* BEGIN Supplied records *

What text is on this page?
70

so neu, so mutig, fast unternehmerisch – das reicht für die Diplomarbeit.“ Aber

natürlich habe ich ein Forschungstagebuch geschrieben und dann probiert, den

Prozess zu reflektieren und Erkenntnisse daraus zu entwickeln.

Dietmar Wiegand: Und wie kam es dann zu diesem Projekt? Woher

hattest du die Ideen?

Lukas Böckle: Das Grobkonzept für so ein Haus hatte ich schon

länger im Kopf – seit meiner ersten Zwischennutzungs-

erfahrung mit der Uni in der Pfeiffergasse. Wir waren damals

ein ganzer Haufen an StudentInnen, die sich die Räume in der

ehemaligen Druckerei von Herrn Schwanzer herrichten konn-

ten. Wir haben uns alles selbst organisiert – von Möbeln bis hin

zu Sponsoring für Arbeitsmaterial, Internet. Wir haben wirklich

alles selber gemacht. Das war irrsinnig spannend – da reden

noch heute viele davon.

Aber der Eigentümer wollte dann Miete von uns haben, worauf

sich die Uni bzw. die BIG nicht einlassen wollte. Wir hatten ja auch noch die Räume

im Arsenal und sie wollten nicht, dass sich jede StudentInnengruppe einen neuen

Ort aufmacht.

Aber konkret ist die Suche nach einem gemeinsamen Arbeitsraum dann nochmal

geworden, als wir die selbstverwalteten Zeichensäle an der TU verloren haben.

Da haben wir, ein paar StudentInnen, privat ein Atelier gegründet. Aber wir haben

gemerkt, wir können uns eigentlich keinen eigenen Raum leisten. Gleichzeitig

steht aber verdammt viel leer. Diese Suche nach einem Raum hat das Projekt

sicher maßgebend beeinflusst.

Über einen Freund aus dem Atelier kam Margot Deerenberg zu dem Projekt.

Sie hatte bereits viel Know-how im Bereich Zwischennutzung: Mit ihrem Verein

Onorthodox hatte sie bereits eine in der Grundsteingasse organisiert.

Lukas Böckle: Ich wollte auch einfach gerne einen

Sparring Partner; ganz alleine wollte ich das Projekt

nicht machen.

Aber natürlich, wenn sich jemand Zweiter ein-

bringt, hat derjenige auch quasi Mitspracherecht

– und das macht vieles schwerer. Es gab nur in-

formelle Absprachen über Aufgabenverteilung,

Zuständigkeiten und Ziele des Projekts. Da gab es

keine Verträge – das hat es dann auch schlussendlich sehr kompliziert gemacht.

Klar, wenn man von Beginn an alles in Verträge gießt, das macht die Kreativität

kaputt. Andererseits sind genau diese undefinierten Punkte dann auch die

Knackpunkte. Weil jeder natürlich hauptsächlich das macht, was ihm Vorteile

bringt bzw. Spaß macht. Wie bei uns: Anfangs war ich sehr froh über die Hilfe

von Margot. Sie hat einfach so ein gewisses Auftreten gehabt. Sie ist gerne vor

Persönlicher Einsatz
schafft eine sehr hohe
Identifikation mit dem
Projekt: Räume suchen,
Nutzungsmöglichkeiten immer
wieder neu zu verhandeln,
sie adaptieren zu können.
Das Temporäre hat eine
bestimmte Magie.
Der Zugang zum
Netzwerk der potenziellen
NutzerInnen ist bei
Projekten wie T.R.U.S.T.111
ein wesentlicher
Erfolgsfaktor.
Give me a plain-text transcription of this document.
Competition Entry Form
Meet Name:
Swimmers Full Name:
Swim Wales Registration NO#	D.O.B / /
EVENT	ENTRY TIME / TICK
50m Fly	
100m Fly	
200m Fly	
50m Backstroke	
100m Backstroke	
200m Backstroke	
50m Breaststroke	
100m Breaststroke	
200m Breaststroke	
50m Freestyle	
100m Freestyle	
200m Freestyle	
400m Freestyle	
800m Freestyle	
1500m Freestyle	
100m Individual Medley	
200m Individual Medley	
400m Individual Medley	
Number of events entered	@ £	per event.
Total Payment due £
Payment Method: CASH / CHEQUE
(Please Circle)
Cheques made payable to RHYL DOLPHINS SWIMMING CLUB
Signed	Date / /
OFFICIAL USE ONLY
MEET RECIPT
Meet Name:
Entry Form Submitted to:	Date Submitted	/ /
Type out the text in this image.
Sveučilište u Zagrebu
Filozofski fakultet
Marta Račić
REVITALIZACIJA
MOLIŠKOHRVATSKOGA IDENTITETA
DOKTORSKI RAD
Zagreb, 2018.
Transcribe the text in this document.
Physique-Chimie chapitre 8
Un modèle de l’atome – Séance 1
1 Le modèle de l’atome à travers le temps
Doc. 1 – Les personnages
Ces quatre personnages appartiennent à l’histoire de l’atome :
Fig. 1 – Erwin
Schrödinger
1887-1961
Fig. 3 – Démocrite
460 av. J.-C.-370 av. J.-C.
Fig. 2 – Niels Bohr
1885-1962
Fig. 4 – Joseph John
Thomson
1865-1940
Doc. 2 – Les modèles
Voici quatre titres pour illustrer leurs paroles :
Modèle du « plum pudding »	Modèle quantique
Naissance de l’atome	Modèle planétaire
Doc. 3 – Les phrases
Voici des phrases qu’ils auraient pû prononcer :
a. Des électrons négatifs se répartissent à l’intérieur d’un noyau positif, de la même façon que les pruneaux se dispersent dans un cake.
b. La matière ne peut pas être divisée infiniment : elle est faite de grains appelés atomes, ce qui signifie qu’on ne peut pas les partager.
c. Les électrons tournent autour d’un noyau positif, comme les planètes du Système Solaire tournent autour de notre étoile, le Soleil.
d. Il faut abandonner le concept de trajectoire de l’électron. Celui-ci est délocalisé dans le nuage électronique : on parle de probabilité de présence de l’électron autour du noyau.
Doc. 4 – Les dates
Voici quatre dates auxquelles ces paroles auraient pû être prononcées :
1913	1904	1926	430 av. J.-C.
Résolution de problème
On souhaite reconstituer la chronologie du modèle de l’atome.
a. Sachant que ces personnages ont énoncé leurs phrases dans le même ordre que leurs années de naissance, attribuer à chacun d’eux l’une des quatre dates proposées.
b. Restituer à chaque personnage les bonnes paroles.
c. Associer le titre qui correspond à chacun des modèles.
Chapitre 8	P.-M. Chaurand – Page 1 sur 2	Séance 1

* END Supplied records *

* Written request
Set down every line of the listing above again, exactly as given.

* Result for this exercise
What text is on this page?
70

so neu, so mutig, fast unternehmerisch – das reicht für die Diplomarbeit.“ Aber

natürlich habe ich ein Forschungstagebuch geschrieben und dann probiert, den

Prozess zu reflektieren und Erkenntnisse daraus zu entwickeln.

Dietmar Wiegand: Und wie kam es dann zu diesem Projekt? Woher

hattest du die Ideen?

Lukas Böckle: Das Grobkonzept für so ein Haus hatte ich schon

länger im Kopf – seit meiner ersten Zwischennutzungs-

erfahrung mit der Uni in der Pfeiffergasse. Wir waren damals

ein ganzer Haufen an StudentInnen, die sich die Räume in der

ehemaligen Druckerei von Herrn Schwanzer herrichten konn-

ten. Wir haben uns alles selbst organisiert – von Möbeln bis hin

zu Sponsoring für Arbeitsmaterial, Internet. Wir haben wirklich

alles selber gemacht. Das war irrsinnig spannend – da reden

noch heute viele davon.

Aber der Eigentümer wollte dann Miete von uns haben, worauf

sich die Uni bzw. die BIG nicht einlassen wollte. Wir hatten ja auch noch die Räume

im Arsenal und sie wollten nicht, dass sich jede StudentInnengruppe einen neuen

Ort aufmacht.

Aber konkret ist die Suche nach einem gemeinsamen Arbeitsraum dann nochmal

geworden, als wir die selbstverwalteten Zeichensäle an der TU verloren haben.

Da haben wir, ein paar StudentInnen, privat ein Atelier gegründet. Aber wir haben

gemerkt, wir können uns eigentlich keinen eigenen Raum leisten. Gleichzeitig

steht aber verdammt viel leer. Diese Suche nach einem Raum hat das Projekt

sicher maßgebend beeinflusst.

Über einen Freund aus dem Atelier kam Margot Deerenberg zu dem Projekt.

Sie hatte bereits viel Know-how im Bereich Zwischennutzung: Mit ihrem Verein

Onorthodox hatte sie bereits eine in der Grundsteingasse organisiert.

Lukas Böckle: Ich wollte auch einfach gerne einen

Sparring Partner; ganz alleine wollte ich das Projekt

nicht machen.

Aber natürlich, wenn sich jemand Zweiter ein-

bringt, hat derjenige auch quasi Mitspracherecht

– und das macht vieles schwerer. Es gab nur in-

formelle Absprachen über Aufgabenverteilung,

Zuständigkeiten und Ziele des Projekts. Da gab es

keine Verträge – das hat es dann auch schlussendlich sehr kompliziert gemacht.

Klar, wenn man von Beginn an alles in Verträge gießt, das macht die Kreativität

kaputt. Andererseits sind genau diese undefinierten Punkte dann auch die

Knackpunkte. Weil jeder natürlich hauptsächlich das macht, was ihm Vorteile

bringt bzw. Spaß macht. Wie bei uns: Anfangs war ich sehr froh über die Hilfe

von Margot. Sie hat einfach so ein gewisses Auftreten gehabt. Sie ist gerne vor

Persönlicher Einsatz
schafft eine sehr hohe
Identifikation mit dem
Projekt: Räume suchen,
Nutzungsmöglichkeiten immer
wieder neu zu verhandeln,
sie adaptieren zu können.
Das Temporäre hat eine
bestimmte Magie.
Der Zugang zum
Netzwerk der potenziellen
NutzerInnen ist bei
Projekten wie T.R.U.S.T.111
ein wesentlicher
Erfolgsfaktor.
Give me a plain-text transcription of this document.
Competition Entry Form
Meet Name:
Swimmers Full Name:
Swim Wales Registration NO#	D.O.B / /
EVENT	ENTRY TIME / TICK
50m Fly	
100m Fly	
200m Fly	
50m Backstroke	
100m Backstroke	
200m Backstroke	
50m Breaststroke	
100m Breaststroke	
200m Breaststroke	
50m Freestyle	
100m Freestyle	
200m Freestyle	
400m Freestyle	
800m Freestyle	
1500m Freestyle	
100m Individual Medley	
200m Individual Medley	
400m Individual Medley	
Number of events entered	@ £	per event.
Total Payment due £
Payment Method: CASH / CHEQUE
(Please Circle)
Cheques made payable to RHYL DOLPHINS SWIMMING CLUB
Signed	Date / /
OFFICIAL USE ONLY
MEET RECIPT
Meet Name:
Entry Form Submitted to:	Date Submitted	/ /
Type out the text in this image.
Sveučilište u Zagrebu
Filozofski fakultet
Marta Račić
REVITALIZACIJA
MOLIŠKOHRVATSKOGA IDENTITETA
DOKTORSKI RAD
Zagreb, 2018.
Transcribe the text in this document.
Physique-Chimie chapitre 8
Un modèle de l’atome – Séance 1
1 Le modèle de l’atome à travers le temps
Doc. 1 – Les personnages
Ces quatre personnages appartiennent à l’histoire de l’atome :
Fig. 1 – Erwin
Schrödinger
1887-1961
Fig. 3 – Démocrite
460 av. J.-C.-370 av. J.-C.
Fig. 2 – Niels Bohr
1885-1962
Fig. 4 – Joseph John
Thomson
1865-1940
Doc. 2 – Les modèles
Voici quatre titres pour illustrer leurs paroles :
Modèle du « plum pudding »	Modèle quantique
Naissance de l’atome	Modèle planétaire
Doc. 3 – Les phrases
Voici des phrases qu’ils auraient pû prononcer :
a. Des électrons négatifs se répartissent à l’intérieur d’un noyau positif, de la même façon que les pruneaux se dispersent dans un cake.
b. La matière ne peut pas être divisée infiniment : elle est faite de grains appelés atomes, ce qui signifie qu’on ne peut pas les partager.
c. Les électrons tournent autour d’un noyau positif, comme les planètes du Système Solaire tournent autour de notre étoile, le Soleil.
d. Il faut abandonner le concept de trajectoire de l’électron. Celui-ci est délocalisé dans le nuage électronique : on parle de probabilité de présence de l’électron autour du noyau.
Doc. 4 – Les dates
Voici quatre dates auxquelles ces paroles auraient pû être prononcées :
1913	1904	1926	430 av. J.-C.
Résolution de problème
On souhaite reconstituer la chronologie du modèle de l’atome.
a. Sachant que ces personnages ont énoncé leurs phrases dans le même ordre que leurs années de naissance, attribuer à chacun d’eux l’une des quatre dates proposées.
b. Restituer à chaque personnage les bonnes paroles.
c. Associer le titre qui correspond à chacun des modèles.
Chapitre 8	P.-M. Chaurand – Page 1 sur 2	Séance 1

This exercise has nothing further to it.